Task description:
Reproduce every line of the records below without any change, leaving the pictures out of your copy.

Available records:

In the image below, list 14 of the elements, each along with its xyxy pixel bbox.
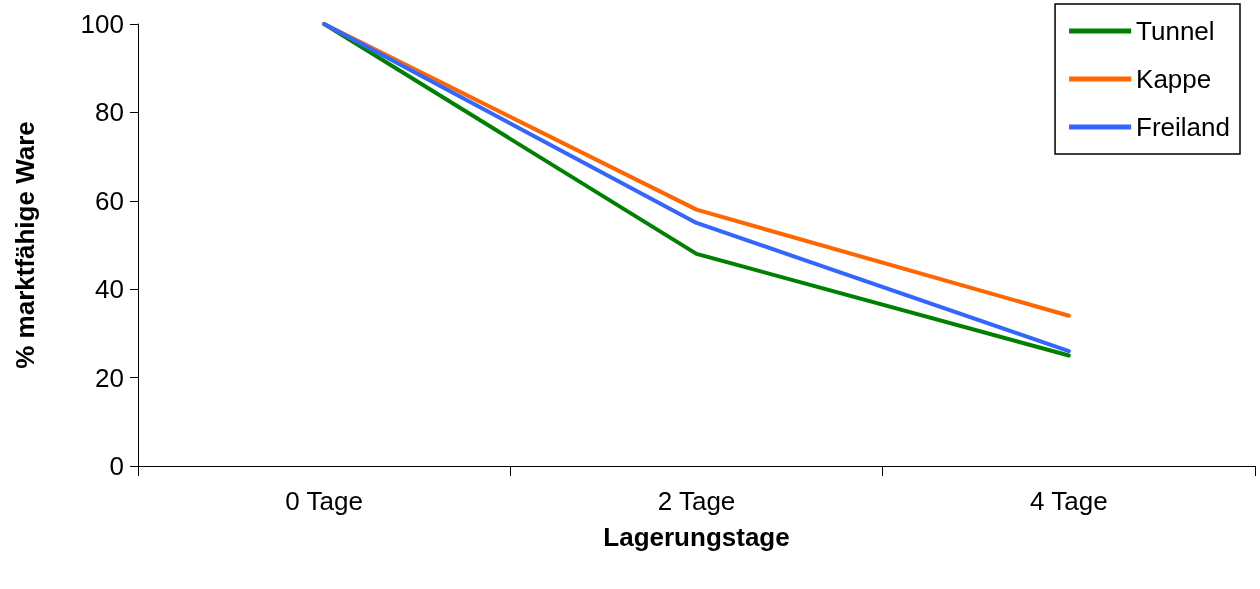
legend-label: Kappe <box>1136 64 1212 94</box>
legend-label: Freiland <box>1136 112 1230 142</box>
x-tick-label: 2 Tage <box>657 486 736 516</box>
legend-label: Tunnel <box>1136 16 1215 46</box>
y-tick-label: 100 <box>80 9 124 39</box>
y-tick-label: 0 <box>109 451 124 481</box>
y-tick-label: 20 <box>95 362 124 393</box>
y-tick-label: 40 <box>95 274 124 305</box>
y-tick-label: 80 <box>95 97 124 128</box>
x-tick-label: 0 Tage <box>285 486 363 516</box>
y-tick-label: 60 <box>95 185 124 216</box>
x-tick-label: 4 Tage <box>1030 486 1108 516</box>
y-axis-title: % marktfähige Ware <box>10 121 40 369</box>
x-axis-title: Lagerungstage <box>603 522 790 552</box>
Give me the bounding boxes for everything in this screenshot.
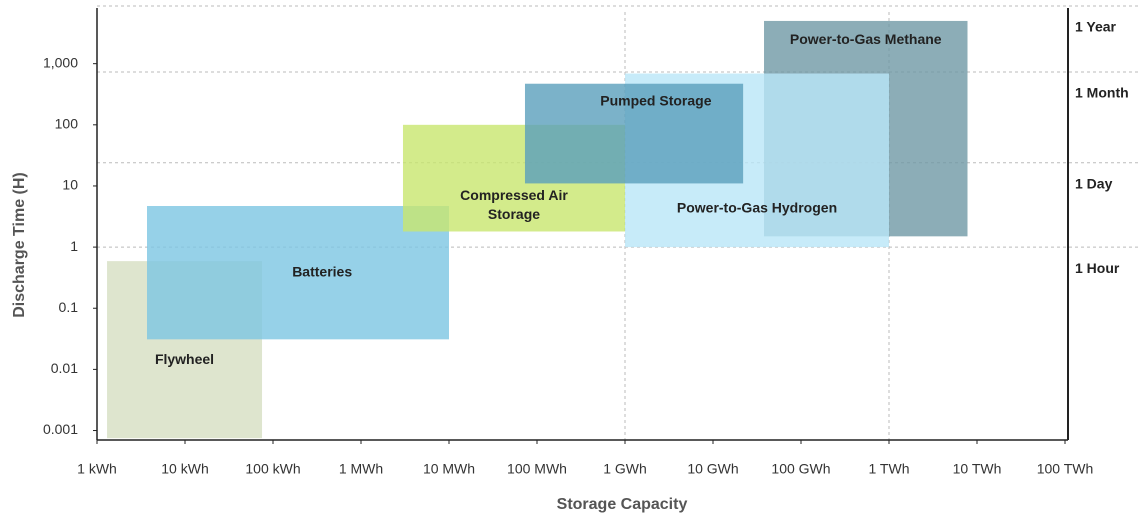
y2-tick-label: 1 Day [1075,175,1113,191]
range-box [147,206,449,340]
y-axis-label: Discharge Time (H) [11,172,28,318]
x-tick-label: 100 TWh [1037,461,1094,477]
x-tick-label: 100 kWh [245,461,300,477]
box-label: Power-to-Gas Methane [790,31,942,47]
y2-tick-label: 1 Year [1075,19,1117,35]
y-tick-label: 0.001 [43,421,78,437]
x-tick-label: 10 MWh [423,461,475,477]
y-tick-label: 100 [55,116,79,132]
y-tick-label: 1,000 [43,54,78,70]
x-tick-label: 1 GWh [603,461,647,477]
box-label: Flywheel [155,351,214,367]
y2-tick-label: 1 Month [1075,85,1129,101]
x-axis-label: Storage Capacity [557,496,688,513]
y-tick-label: 0.1 [59,299,79,315]
y-tick-label: 10 [62,177,78,193]
x-tick-label: 10 kWh [161,461,208,477]
box-label: Power-to-Gas Hydrogen [677,200,837,216]
x-tick-label: 10 TWh [953,461,1002,477]
x-tick-label: 1 TWh [869,461,910,477]
box-label: Compressed Air Storage [460,187,568,222]
x-tick-label: 1 MWh [339,461,383,477]
x-tick-label: 100 MWh [507,461,567,477]
x-tick-label: 100 GWh [771,461,830,477]
range-box [524,83,744,184]
box-label: Batteries [292,263,352,279]
y-tick-label: 0.01 [51,360,78,376]
box-label: Pumped Storage [600,92,711,108]
y2-tick-label: 1 Hour [1075,260,1120,276]
x-tick-label: 1 kWh [77,461,117,477]
x-tick-label: 10 GWh [687,461,738,477]
y-tick-label: 1 [70,238,78,254]
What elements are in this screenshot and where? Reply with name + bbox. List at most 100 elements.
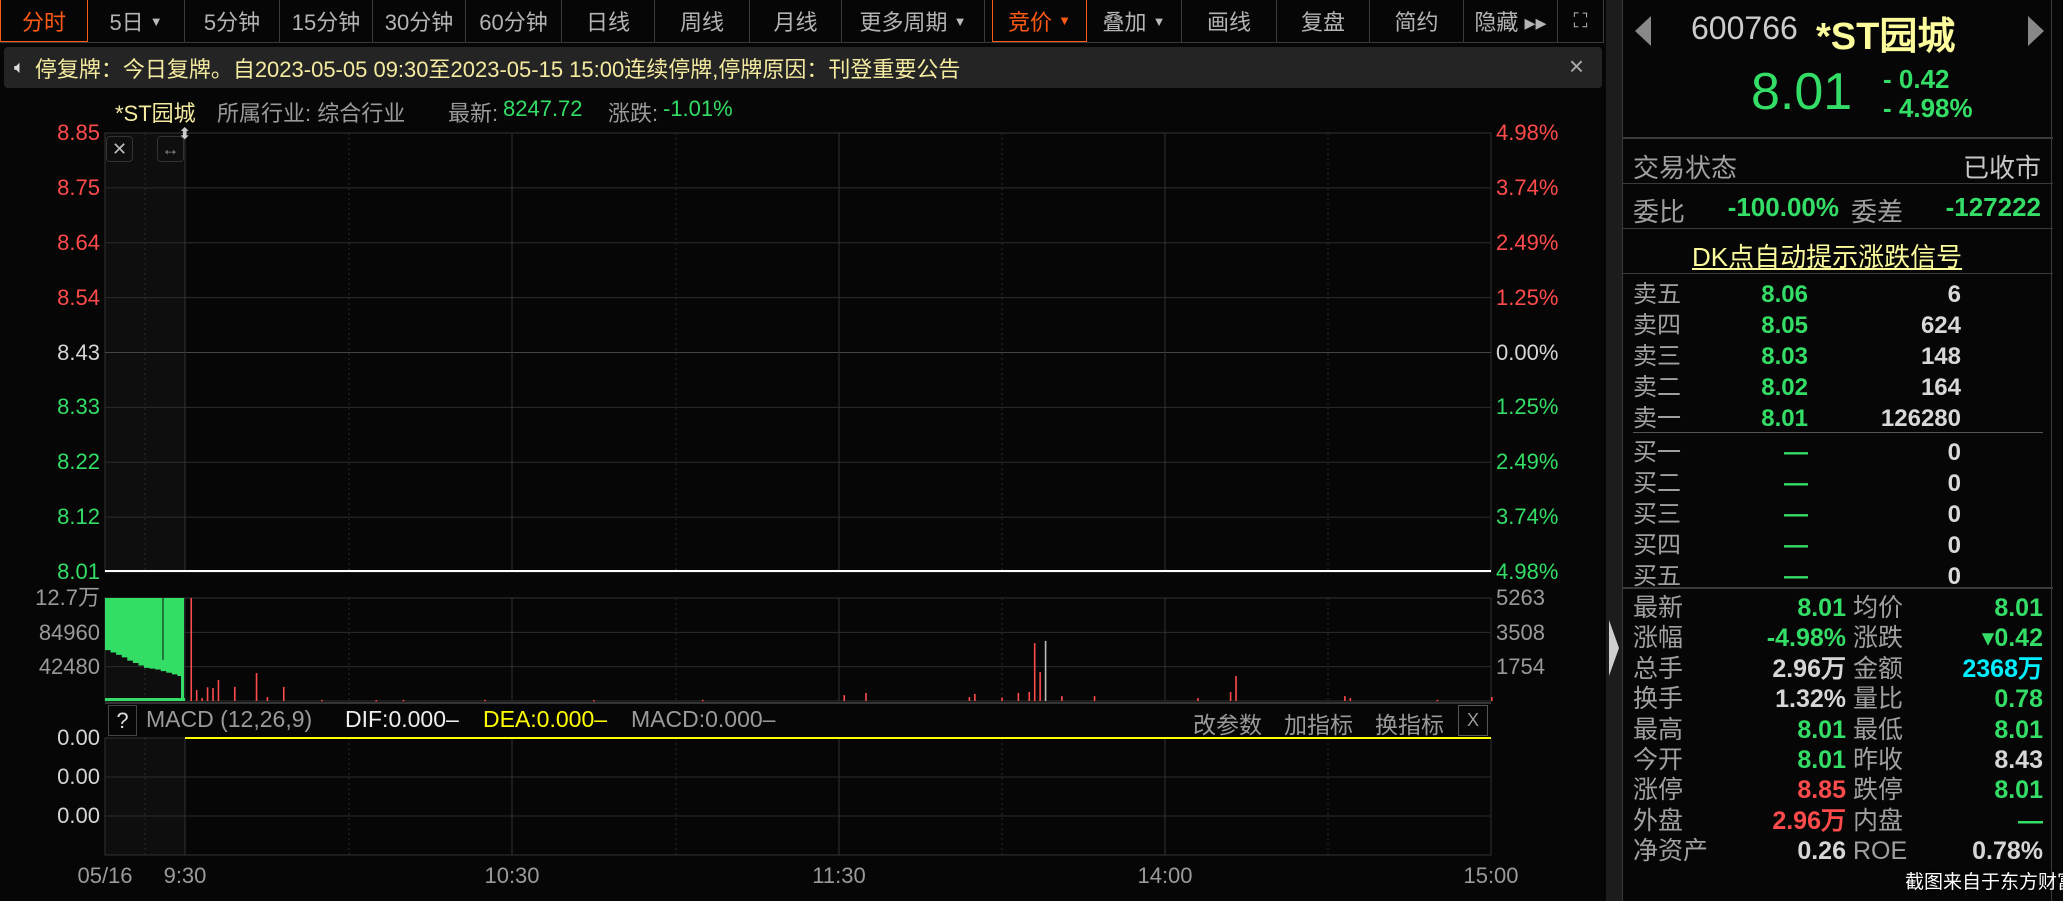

The output:
In the image below, list 14 of the elements, each along with its xyxy pixel bbox.
legend-label: Kappe <box>1136 64 1212 94</box>
legend-label: Freiland <box>1136 112 1230 142</box>
x-tick-label: 2 Tage <box>657 486 736 516</box>
legend-label: Tunnel <box>1136 16 1215 46</box>
y-tick-label: 100 <box>80 9 124 39</box>
y-tick-label: 0 <box>109 451 124 481</box>
y-tick-label: 20 <box>95 362 124 393</box>
y-tick-label: 40 <box>95 274 124 305</box>
y-tick-label: 80 <box>95 97 124 128</box>
x-tick-label: 0 Tage <box>285 486 363 516</box>
y-tick-label: 60 <box>95 185 124 216</box>
x-tick-label: 4 Tage <box>1030 486 1108 516</box>
y-axis-title: % marktfähige Ware <box>10 121 40 369</box>
x-axis-title: Lagerungstage <box>603 522 790 552</box>
Give me the bounding boxes for everything in this screenshot.
y2-tick-label: 1 Day [1075,175,1113,191]
range-box [147,206,449,340]
y-axis-label: Discharge Time (H) [11,172,28,318]
x-tick-label: 100 TWh [1037,461,1094,477]
x-tick-label: 100 kWh [245,461,300,477]
box-label: Power-to-Gas Methane [790,31,942,47]
y2-tick-label: 1 Year [1075,19,1117,35]
y-tick-label: 0.001 [43,421,78,437]
x-tick-label: 10 MWh [423,461,475,477]
y-tick-label: 100 [55,116,79,132]
y-tick-label: 1,000 [43,54,78,70]
x-tick-label: 1 GWh [603,461,647,477]
box-label: Flywheel [155,351,214,367]
y2-tick-label: 1 Month [1075,85,1129,101]
x-axis-label: Storage Capacity [557,496,688,513]
y-tick-label: 0.1 [59,299,79,315]
y-tick-label: 10 [62,177,78,193]
x-tick-label: 10 kWh [161,461,208,477]
box-label: Power-to-Gas Hydrogen [677,200,837,216]
x-tick-label: 10 TWh [953,461,1002,477]
x-tick-label: 1 TWh [869,461,910,477]
box-label: Compressed Air Storage [460,187,568,222]
x-tick-label: 1 MWh [339,461,383,477]
x-tick-label: 100 MWh [507,461,567,477]
x-tick-label: 100 GWh [771,461,830,477]
range-box [524,83,744,184]
box-label: Batteries [292,263,352,279]
y-tick-label: 0.01 [51,360,78,376]
box-label: Pumped Storage [600,92,711,108]
y2-tick-label: 1 Hour [1075,260,1120,276]
x-tick-label: 1 kWh [77,461,117,477]
x-tick-label: 10 GWh [687,461,738,477]
y-tick-label: 1 [70,238,78,254]
What elements are in this screenshot and where? Reply with name + bbox. List at most 100 elements.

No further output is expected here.